*Short task*:
Your job is to restate each entry word for word.

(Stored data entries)
+ + + +
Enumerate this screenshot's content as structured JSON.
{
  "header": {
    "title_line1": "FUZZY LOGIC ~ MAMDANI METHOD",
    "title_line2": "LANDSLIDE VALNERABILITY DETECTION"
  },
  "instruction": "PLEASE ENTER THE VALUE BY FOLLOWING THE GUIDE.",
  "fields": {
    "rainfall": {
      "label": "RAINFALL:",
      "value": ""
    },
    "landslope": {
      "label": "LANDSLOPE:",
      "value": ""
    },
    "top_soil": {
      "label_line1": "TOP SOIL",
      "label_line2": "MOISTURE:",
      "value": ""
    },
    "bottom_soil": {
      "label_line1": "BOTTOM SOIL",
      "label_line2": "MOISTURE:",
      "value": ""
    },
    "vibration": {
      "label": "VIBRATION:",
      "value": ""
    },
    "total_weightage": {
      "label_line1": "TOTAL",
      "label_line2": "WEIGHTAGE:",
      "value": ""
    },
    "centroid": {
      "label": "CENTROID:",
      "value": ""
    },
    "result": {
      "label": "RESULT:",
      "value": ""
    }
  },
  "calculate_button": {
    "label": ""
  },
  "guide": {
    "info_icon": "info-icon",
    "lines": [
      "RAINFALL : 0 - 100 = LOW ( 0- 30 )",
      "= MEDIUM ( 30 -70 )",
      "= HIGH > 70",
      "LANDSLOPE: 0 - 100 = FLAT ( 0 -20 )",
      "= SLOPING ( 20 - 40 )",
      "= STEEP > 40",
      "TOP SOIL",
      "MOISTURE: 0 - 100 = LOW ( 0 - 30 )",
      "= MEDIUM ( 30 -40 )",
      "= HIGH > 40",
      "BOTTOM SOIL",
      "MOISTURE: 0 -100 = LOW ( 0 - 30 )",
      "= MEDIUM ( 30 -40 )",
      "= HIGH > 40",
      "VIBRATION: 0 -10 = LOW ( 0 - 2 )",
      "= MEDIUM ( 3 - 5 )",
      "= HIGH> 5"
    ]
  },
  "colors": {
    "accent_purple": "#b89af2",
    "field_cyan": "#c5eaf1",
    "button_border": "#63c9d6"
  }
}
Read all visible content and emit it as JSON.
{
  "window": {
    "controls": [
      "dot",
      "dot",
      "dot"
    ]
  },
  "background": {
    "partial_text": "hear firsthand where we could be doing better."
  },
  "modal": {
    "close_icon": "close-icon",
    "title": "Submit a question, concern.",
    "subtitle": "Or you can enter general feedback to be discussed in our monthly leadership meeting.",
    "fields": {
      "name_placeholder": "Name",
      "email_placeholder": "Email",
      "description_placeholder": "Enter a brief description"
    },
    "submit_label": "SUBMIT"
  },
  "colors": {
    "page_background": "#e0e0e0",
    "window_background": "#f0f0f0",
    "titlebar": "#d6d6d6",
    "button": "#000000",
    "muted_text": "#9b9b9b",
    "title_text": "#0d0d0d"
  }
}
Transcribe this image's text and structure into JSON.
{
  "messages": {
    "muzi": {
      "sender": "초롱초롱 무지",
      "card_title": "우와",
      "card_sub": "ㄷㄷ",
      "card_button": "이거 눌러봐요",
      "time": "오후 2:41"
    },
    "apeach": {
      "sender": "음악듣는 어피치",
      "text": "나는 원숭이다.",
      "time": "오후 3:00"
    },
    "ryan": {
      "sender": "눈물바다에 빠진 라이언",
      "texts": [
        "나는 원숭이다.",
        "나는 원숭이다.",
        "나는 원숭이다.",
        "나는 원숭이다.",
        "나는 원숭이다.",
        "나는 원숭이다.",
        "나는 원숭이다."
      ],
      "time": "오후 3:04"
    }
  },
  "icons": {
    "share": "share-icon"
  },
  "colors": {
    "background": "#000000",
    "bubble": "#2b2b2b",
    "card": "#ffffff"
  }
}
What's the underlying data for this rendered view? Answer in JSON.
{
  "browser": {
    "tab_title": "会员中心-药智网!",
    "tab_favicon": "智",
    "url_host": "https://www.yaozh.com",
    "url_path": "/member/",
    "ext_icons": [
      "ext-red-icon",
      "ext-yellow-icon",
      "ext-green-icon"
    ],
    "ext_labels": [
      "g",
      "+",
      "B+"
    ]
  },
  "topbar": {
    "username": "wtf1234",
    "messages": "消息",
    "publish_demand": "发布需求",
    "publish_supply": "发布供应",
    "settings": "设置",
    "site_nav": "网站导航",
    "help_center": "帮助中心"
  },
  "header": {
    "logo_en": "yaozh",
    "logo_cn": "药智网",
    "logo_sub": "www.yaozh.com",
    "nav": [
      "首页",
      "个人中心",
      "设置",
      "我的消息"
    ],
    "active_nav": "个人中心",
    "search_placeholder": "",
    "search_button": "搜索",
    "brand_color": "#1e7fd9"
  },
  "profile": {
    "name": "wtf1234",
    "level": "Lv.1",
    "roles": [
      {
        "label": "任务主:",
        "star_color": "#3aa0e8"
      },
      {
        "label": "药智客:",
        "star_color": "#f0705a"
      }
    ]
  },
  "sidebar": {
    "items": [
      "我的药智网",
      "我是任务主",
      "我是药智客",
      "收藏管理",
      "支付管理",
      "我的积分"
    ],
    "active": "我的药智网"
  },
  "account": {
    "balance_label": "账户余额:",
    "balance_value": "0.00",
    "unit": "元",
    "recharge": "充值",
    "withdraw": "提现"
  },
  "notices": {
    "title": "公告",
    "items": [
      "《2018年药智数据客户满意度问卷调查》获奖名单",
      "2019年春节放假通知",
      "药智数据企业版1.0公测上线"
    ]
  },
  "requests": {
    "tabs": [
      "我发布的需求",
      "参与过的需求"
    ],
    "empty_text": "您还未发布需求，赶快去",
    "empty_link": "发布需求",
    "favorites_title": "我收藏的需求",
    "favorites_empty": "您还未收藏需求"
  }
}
+ + + +
*Answer to this problem*:
Enumerate this screenshot's content as structured JSON.
{
  "header": {
    "title_line1": "FUZZY LOGIC ~ MAMDANI METHOD",
    "title_line2": "LANDSLIDE VALNERABILITY DETECTION"
  },
  "instruction": "PLEASE ENTER THE VALUE BY FOLLOWING THE GUIDE.",
  "fields": {
    "rainfall": {
      "label": "RAINFALL:",
      "value": ""
    },
    "landslope": {
      "label": "LANDSLOPE:",
      "value": ""
    },
    "top_soil": {
      "label_line1": "TOP SOIL",
      "label_line2": "MOISTURE:",
      "value": ""
    },
    "bottom_soil": {
      "label_line1": "BOTTOM SOIL",
      "label_line2": "MOISTURE:",
      "value": ""
    },
    "vibration": {
      "label": "VIBRATION:",
      "value": ""
    },
    "total_weightage": {
      "label_line1": "TOTAL",
      "label_line2": "WEIGHTAGE:",
      "value": ""
    },
    "centroid": {
      "label": "CENTROID:",
      "value": ""
    },
    "result": {
      "label": "RESULT:",
      "value": ""
    }
  },
  "calculate_button": {
    "label": ""
  },
  "guide": {
    "info_icon": "info-icon",
    "lines": [
      "RAINFALL : 0 - 100 = LOW ( 0- 30 )",
      "= MEDIUM ( 30 -70 )",
      "= HIGH > 70",
      "LANDSLOPE: 0 - 100 = FLAT ( 0 -20 )",
      "= SLOPING ( 20 - 40 )",
      "= STEEP > 40",
      "TOP SOIL",
      "MOISTURE: 0 - 100 = LOW ( 0 - 30 )",
      "= MEDIUM ( 30 -40 )",
      "= HIGH > 40",
      "BOTTOM SOIL",
      "MOISTURE: 0 -100 = LOW ( 0 - 30 )",
      "= MEDIUM ( 30 -40 )",
      "= HIGH > 40",
      "VIBRATION: 0 -10 = LOW ( 0 - 2 )",
      "= MEDIUM ( 3 - 5 )",
      "= HIGH> 5"
    ]
  },
  "colors": {
    "accent_purple": "#b89af2",
    "field_cyan": "#c5eaf1",
    "button_border": "#63c9d6"
  }
}
Read all visible content and emit it as JSON.
{
  "window": {
    "controls": [
      "dot",
      "dot",
      "dot"
    ]
  },
  "background": {
    "partial_text": "hear firsthand where we could be doing better."
  },
  "modal": {
    "close_icon": "close-icon",
    "title": "Submit a question, concern.",
    "subtitle": "Or you can enter general feedback to be discussed in our monthly leadership meeting.",
    "fields": {
      "name_placeholder": "Name",
      "email_placeholder": "Email",
      "description_placeholder": "Enter a brief description"
    },
    "submit_label": "SUBMIT"
  },
  "colors": {
    "page_background": "#e0e0e0",
    "window_background": "#f0f0f0",
    "titlebar": "#d6d6d6",
    "button": "#000000",
    "muted_text": "#9b9b9b",
    "title_text": "#0d0d0d"
  }
}
Transcribe this image's text and structure into JSON.
{
  "messages": {
    "muzi": {
      "sender": "초롱초롱 무지",
      "card_title": "우와",
      "card_sub": "ㄷㄷ",
      "card_button": "이거 눌러봐요",
      "time": "오후 2:41"
    },
    "apeach": {
      "sender": "음악듣는 어피치",
      "text": "나는 원숭이다.",
      "time": "오후 3:00"
    },
    "ryan": {
      "sender": "눈물바다에 빠진 라이언",
      "texts": [
        "나는 원숭이다.",
        "나는 원숭이다.",
        "나는 원숭이다.",
        "나는 원숭이다.",
        "나는 원숭이다.",
        "나는 원숭이다.",
        "나는 원숭이다."
      ],
      "time": "오후 3:04"
    }
  },
  "icons": {
    "share": "share-icon"
  },
  "colors": {
    "background": "#000000",
    "bubble": "#2b2b2b",
    "card": "#ffffff"
  }
}
What's the underlying data for this rendered view? Answer in JSON.
{
  "browser": {
    "tab_title": "会员中心-药智网!",
    "tab_favicon": "智",
    "url_host": "https://www.yaozh.com",
    "url_path": "/member/",
    "ext_icons": [
      "ext-red-icon",
      "ext-yellow-icon",
      "ext-green-icon"
    ],
    "ext_labels": [
      "g",
      "+",
      "B+"
    ]
  },
  "topbar": {
    "username": "wtf1234",
    "messages": "消息",
    "publish_demand": "发布需求",
    "publish_supply": "发布供应",
    "settings": "设置",
    "site_nav": "网站导航",
    "help_center": "帮助中心"
  },
  "header": {
    "logo_en": "yaozh",
    "logo_cn": "药智网",
    "logo_sub": "www.yaozh.com",
    "nav": [
      "首页",
      "个人中心",
      "设置",
      "我的消息"
    ],
    "active_nav": "个人中心",
    "search_placeholder": "",
    "search_button": "搜索",
    "brand_color": "#1e7fd9"
  },
  "profile": {
    "name": "wtf1234",
    "level": "Lv.1",
    "roles": [
      {
        "label": "任务主:",
        "star_color": "#3aa0e8"
      },
      {
        "label": "药智客:",
        "star_color": "#f0705a"
      }
    ]
  },
  "sidebar": {
    "items": [
      "我的药智网",
      "我是任务主",
      "我是药智客",
      "收藏管理",
      "支付管理",
      "我的积分"
    ],
    "active": "我的药智网"
  },
  "account": {
    "balance_label": "账户余额:",
    "balance_value": "0.00",
    "unit": "元",
    "recharge": "充值",
    "withdraw": "提现"
  },
  "notices": {
    "title": "公告",
    "items": [
      "《2018年药智数据客户满意度问卷调查》获奖名单",
      "2019年春节放假通知",
      "药智数据企业版1.0公测上线"
    ]
  },
  "requests": {
    "tabs": [
      "我发布的需求",
      "参与过的需求"
    ],
    "empty_text": "您还未发布需求，赶快去",
    "empty_link": "发布需求",
    "favorites_title": "我收藏的需求",
    "favorites_empty": "您还未收藏需求"
  }
}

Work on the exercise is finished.